►

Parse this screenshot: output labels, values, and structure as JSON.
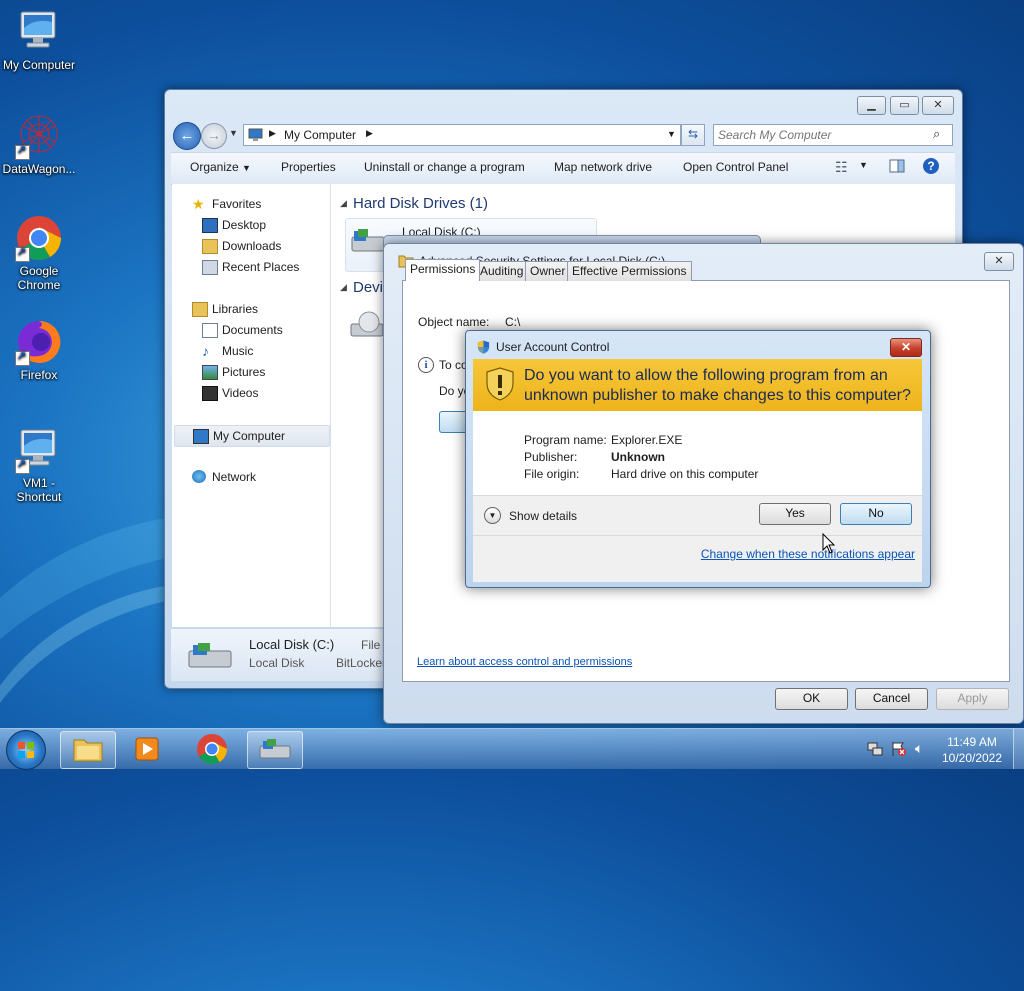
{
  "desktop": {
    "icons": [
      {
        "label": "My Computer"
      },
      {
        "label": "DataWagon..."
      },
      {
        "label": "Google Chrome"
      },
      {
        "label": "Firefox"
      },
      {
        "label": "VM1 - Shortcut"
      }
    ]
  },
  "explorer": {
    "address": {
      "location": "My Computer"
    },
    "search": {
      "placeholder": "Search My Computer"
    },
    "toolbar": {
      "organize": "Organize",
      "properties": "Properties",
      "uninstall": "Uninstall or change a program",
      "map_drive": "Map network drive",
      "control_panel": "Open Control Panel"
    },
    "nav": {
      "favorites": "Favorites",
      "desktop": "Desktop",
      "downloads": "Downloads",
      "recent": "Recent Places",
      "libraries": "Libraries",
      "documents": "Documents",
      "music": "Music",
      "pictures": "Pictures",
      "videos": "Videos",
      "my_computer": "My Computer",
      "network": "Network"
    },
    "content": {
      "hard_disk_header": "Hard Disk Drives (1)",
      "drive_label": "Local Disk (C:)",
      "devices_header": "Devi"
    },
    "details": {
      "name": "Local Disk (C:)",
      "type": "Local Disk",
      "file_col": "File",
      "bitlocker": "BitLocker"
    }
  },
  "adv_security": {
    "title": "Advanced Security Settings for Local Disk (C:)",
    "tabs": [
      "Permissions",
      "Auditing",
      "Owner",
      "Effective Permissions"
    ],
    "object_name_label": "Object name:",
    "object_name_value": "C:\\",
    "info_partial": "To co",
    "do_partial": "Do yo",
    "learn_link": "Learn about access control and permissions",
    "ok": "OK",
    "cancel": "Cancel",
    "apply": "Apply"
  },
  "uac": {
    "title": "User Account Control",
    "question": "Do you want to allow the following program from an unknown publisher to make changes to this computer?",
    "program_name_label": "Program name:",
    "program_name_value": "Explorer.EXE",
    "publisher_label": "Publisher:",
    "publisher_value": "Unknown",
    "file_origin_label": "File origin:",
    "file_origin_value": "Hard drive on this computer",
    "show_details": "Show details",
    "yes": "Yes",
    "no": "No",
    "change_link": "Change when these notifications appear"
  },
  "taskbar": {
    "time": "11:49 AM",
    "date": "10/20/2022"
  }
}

◄
►

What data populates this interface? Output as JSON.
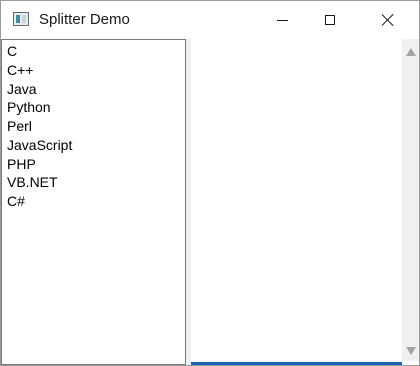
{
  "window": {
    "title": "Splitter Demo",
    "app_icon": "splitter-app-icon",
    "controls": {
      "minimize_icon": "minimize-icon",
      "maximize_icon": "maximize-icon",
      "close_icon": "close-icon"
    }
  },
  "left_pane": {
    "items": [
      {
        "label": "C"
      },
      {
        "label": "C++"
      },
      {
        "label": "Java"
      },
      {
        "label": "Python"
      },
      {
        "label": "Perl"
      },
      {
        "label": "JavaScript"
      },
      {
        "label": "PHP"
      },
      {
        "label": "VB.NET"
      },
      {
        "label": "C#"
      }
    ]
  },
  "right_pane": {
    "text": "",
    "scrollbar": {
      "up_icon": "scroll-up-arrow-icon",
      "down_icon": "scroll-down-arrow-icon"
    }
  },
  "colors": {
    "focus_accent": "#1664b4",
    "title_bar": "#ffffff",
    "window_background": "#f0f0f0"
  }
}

◄

** Your goal **
Pick out the lines containing the string "Local".

** Solution below **
      "drive_label": "Local Disk (C:)",
      "name": "Local Disk (C:)",
      "type": "Local Disk",
    "title": "Advanced Security Settings for Local Disk (C:)",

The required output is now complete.